— Start of STORED ROWS —

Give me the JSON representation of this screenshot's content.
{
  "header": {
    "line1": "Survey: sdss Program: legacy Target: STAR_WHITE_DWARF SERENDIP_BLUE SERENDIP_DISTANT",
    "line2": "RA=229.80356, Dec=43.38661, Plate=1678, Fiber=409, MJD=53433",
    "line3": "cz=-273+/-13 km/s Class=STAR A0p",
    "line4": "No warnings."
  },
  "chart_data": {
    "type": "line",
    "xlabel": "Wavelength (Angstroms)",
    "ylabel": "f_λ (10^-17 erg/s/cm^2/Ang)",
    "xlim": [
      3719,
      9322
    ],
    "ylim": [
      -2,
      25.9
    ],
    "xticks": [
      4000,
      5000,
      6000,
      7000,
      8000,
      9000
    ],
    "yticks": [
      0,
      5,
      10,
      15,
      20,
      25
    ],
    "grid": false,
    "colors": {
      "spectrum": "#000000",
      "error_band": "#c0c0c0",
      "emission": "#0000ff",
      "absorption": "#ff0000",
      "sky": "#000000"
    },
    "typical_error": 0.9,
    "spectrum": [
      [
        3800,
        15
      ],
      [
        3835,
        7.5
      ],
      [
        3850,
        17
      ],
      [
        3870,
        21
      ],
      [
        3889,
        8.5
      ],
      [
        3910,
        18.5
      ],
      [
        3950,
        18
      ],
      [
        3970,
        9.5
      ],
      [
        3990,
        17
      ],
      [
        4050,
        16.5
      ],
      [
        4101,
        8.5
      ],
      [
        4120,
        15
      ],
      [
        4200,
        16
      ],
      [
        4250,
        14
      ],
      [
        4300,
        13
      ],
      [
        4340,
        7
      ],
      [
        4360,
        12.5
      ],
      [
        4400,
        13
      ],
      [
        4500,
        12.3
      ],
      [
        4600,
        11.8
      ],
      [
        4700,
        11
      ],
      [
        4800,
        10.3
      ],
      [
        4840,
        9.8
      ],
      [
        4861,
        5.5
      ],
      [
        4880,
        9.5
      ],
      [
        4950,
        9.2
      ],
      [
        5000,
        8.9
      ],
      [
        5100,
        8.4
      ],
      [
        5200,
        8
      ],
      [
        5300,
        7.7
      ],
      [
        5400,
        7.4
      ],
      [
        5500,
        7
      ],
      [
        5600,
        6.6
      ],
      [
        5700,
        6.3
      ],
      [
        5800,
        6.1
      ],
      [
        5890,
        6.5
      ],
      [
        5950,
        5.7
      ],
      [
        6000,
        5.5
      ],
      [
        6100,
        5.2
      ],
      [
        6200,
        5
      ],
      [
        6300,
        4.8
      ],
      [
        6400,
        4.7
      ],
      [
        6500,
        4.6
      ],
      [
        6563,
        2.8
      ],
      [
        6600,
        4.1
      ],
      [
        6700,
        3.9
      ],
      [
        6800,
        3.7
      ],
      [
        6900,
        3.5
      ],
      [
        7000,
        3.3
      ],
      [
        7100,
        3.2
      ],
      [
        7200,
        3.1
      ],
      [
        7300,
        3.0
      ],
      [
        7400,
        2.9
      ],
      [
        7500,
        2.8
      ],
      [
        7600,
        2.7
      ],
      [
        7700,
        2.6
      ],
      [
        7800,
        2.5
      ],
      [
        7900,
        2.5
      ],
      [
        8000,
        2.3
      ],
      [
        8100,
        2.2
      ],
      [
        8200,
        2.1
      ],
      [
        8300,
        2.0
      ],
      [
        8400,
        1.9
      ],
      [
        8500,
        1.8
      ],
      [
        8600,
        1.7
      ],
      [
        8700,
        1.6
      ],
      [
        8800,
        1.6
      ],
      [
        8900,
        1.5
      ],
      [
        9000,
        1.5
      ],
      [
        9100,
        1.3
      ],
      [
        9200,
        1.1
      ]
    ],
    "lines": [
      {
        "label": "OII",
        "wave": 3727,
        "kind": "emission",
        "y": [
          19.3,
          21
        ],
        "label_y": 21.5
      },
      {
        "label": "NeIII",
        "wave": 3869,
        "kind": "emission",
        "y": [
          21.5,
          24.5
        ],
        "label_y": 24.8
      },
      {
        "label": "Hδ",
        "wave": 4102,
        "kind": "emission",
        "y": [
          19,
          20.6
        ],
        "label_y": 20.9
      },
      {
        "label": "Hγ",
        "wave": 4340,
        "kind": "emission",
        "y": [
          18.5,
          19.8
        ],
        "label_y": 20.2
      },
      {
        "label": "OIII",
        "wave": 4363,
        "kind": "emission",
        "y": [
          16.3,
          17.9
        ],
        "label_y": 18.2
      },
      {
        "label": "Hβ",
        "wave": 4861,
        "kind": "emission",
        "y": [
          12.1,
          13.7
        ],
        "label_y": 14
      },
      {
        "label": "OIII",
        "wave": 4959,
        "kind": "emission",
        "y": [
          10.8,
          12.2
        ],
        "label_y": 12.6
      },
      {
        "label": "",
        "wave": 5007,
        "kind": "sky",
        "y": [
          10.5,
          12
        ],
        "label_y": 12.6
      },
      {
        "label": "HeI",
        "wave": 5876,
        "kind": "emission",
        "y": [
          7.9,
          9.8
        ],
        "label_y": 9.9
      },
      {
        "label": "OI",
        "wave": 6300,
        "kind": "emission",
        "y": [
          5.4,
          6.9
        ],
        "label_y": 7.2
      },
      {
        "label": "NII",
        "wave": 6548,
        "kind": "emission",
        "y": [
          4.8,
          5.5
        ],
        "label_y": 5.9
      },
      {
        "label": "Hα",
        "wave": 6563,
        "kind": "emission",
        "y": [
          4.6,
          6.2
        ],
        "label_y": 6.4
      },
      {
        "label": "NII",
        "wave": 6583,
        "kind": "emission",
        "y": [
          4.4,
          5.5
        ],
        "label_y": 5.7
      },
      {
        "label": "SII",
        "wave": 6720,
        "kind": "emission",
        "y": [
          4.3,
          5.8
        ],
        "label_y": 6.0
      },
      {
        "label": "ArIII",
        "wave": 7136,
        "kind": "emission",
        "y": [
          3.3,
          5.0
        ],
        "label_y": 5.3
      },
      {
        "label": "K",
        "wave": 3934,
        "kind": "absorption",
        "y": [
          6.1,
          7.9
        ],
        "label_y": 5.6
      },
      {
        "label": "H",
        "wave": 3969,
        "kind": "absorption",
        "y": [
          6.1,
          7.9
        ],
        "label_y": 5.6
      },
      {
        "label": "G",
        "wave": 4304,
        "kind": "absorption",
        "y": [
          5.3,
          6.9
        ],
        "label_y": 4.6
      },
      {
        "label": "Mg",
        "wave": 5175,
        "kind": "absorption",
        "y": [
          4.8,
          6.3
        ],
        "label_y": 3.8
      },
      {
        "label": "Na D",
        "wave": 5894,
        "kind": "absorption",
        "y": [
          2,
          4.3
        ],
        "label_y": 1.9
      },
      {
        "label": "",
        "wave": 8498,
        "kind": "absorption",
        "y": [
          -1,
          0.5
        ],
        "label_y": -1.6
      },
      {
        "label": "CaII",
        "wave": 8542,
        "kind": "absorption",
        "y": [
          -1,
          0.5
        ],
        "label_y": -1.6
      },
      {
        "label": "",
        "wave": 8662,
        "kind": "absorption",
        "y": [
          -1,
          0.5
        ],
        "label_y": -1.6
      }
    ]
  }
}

— End of STORED ROWS —

WHAT YOU ARE ASKED TO DO>
From the records above, extract every line exactly as it stands.

REPLY>
Give me the JSON representation of this screenshot's content.
{
  "header": {
    "line1": "Survey: sdss Program: legacy Target: STAR_WHITE_DWARF SERENDIP_BLUE SERENDIP_DISTANT",
    "line2": "RA=229.80356, Dec=43.38661, Plate=1678, Fiber=409, MJD=53433",
    "line3": "cz=-273+/-13 km/s Class=STAR A0p",
    "line4": "No warnings."
  },
  "chart_data": {
    "type": "line",
    "xlabel": "Wavelength (Angstroms)",
    "ylabel": "f_λ (10^-17 erg/s/cm^2/Ang)",
    "xlim": [
      3719,
      9322
    ],
    "ylim": [
      -2,
      25.9
    ],
    "xticks": [
      4000,
      5000,
      6000,
      7000,
      8000,
      9000
    ],
    "yticks": [
      0,
      5,
      10,
      15,
      20,
      25
    ],
    "grid": false,
    "colors": {
      "spectrum": "#000000",
      "error_band": "#c0c0c0",
      "emission": "#0000ff",
      "absorption": "#ff0000",
      "sky": "#000000"
    },
    "typical_error": 0.9,
    "spectrum": [
      [
        3800,
        15
      ],
      [
        3835,
        7.5
      ],
      [
        3850,
        17
      ],
      [
        3870,
        21
      ],
      [
        3889,
        8.5
      ],
      [
        3910,
        18.5
      ],
      [
        3950,
        18
      ],
      [
        3970,
        9.5
      ],
      [
        3990,
        17
      ],
      [
        4050,
        16.5
      ],
      [
        4101,
        8.5
      ],
      [
        4120,
        15
      ],
      [
        4200,
        16
      ],
      [
        4250,
        14
      ],
      [
        4300,
        13
      ],
      [
        4340,
        7
      ],
      [
        4360,
        12.5
      ],
      [
        4400,
        13
      ],
      [
        4500,
        12.3
      ],
      [
        4600,
        11.8
      ],
      [
        4700,
        11
      ],
      [
        4800,
        10.3
      ],
      [
        4840,
        9.8
      ],
      [
        4861,
        5.5
      ],
      [
        4880,
        9.5
      ],
      [
        4950,
        9.2
      ],
      [
        5000,
        8.9
      ],
      [
        5100,
        8.4
      ],
      [
        5200,
        8
      ],
      [
        5300,
        7.7
      ],
      [
        5400,
        7.4
      ],
      [
        5500,
        7
      ],
      [
        5600,
        6.6
      ],
      [
        5700,
        6.3
      ],
      [
        5800,
        6.1
      ],
      [
        5890,
        6.5
      ],
      [
        5950,
        5.7
      ],
      [
        6000,
        5.5
      ],
      [
        6100,
        5.2
      ],
      [
        6200,
        5
      ],
      [
        6300,
        4.8
      ],
      [
        6400,
        4.7
      ],
      [
        6500,
        4.6
      ],
      [
        6563,
        2.8
      ],
      [
        6600,
        4.1
      ],
      [
        6700,
        3.9
      ],
      [
        6800,
        3.7
      ],
      [
        6900,
        3.5
      ],
      [
        7000,
        3.3
      ],
      [
        7100,
        3.2
      ],
      [
        7200,
        3.1
      ],
      [
        7300,
        3.0
      ],
      [
        7400,
        2.9
      ],
      [
        7500,
        2.8
      ],
      [
        7600,
        2.7
      ],
      [
        7700,
        2.6
      ],
      [
        7800,
        2.5
      ],
      [
        7900,
        2.5
      ],
      [
        8000,
        2.3
      ],
      [
        8100,
        2.2
      ],
      [
        8200,
        2.1
      ],
      [
        8300,
        2.0
      ],
      [
        8400,
        1.9
      ],
      [
        8500,
        1.8
      ],
      [
        8600,
        1.7
      ],
      [
        8700,
        1.6
      ],
      [
        8800,
        1.6
      ],
      [
        8900,
        1.5
      ],
      [
        9000,
        1.5
      ],
      [
        9100,
        1.3
      ],
      [
        9200,
        1.1
      ]
    ],
    "lines": [
      {
        "label": "OII",
        "wave": 3727,
        "kind": "emission",
        "y": [
          19.3,
          21
        ],
        "label_y": 21.5
      },
      {
        "label": "NeIII",
        "wave": 3869,
        "kind": "emission",
        "y": [
          21.5,
          24.5
        ],
        "label_y": 24.8
      },
      {
        "label": "Hδ",
        "wave": 4102,
        "kind": "emission",
        "y": [
          19,
          20.6
        ],
        "label_y": 20.9
      },
      {
        "label": "Hγ",
        "wave": 4340,
        "kind": "emission",
        "y": [
          18.5,
          19.8
        ],
        "label_y": 20.2
      },
      {
        "label": "OIII",
        "wave": 4363,
        "kind": "emission",
        "y": [
          16.3,
          17.9
        ],
        "label_y": 18.2
      },
      {
        "label": "Hβ",
        "wave": 4861,
        "kind": "emission",
        "y": [
          12.1,
          13.7
        ],
        "label_y": 14
      },
      {
        "label": "OIII",
        "wave": 4959,
        "kind": "emission",
        "y": [
          10.8,
          12.2
        ],
        "label_y": 12.6
      },
      {
        "label": "",
        "wave": 5007,
        "kind": "sky",
        "y": [
          10.5,
          12
        ],
        "label_y": 12.6
      },
      {
        "label": "HeI",
        "wave": 5876,
        "kind": "emission",
        "y": [
          7.9,
          9.8
        ],
        "label_y": 9.9
      },
      {
        "label": "OI",
        "wave": 6300,
        "kind": "emission",
        "y": [
          5.4,
          6.9
        ],
        "label_y": 7.2
      },
      {
        "label": "NII",
        "wave": 6548,
        "kind": "emission",
        "y": [
          4.8,
          5.5
        ],
        "label_y": 5.9
      },
      {
        "label": "Hα",
        "wave": 6563,
        "kind": "emission",
        "y": [
          4.6,
          6.2
        ],
        "label_y": 6.4
      },
      {
        "label": "NII",
        "wave": 6583,
        "kind": "emission",
        "y": [
          4.4,
          5.5
        ],
        "label_y": 5.7
      },
      {
        "label": "SII",
        "wave": 6720,
        "kind": "emission",
        "y": [
          4.3,
          5.8
        ],
        "label_y": 6.0
      },
      {
        "label": "ArIII",
        "wave": 7136,
        "kind": "emission",
        "y": [
          3.3,
          5.0
        ],
        "label_y": 5.3
      },
      {
        "label": "K",
        "wave": 3934,
        "kind": "absorption",
        "y": [
          6.1,
          7.9
        ],
        "label_y": 5.6
      },
      {
        "label": "H",
        "wave": 3969,
        "kind": "absorption",
        "y": [
          6.1,
          7.9
        ],
        "label_y": 5.6
      },
      {
        "label": "G",
        "wave": 4304,
        "kind": "absorption",
        "y": [
          5.3,
          6.9
        ],
        "label_y": 4.6
      },
      {
        "label": "Mg",
        "wave": 5175,
        "kind": "absorption",
        "y": [
          4.8,
          6.3
        ],
        "label_y": 3.8
      },
      {
        "label": "Na D",
        "wave": 5894,
        "kind": "absorption",
        "y": [
          2,
          4.3
        ],
        "label_y": 1.9
      },
      {
        "label": "",
        "wave": 8498,
        "kind": "absorption",
        "y": [
          -1,
          0.5
        ],
        "label_y": -1.6
      },
      {
        "label": "CaII",
        "wave": 8542,
        "kind": "absorption",
        "y": [
          -1,
          0.5
        ],
        "label_y": -1.6
      },
      {
        "label": "",
        "wave": 8662,
        "kind": "absorption",
        "y": [
          -1,
          0.5
        ],
        "label_y": -1.6
      }
    ]
  }
}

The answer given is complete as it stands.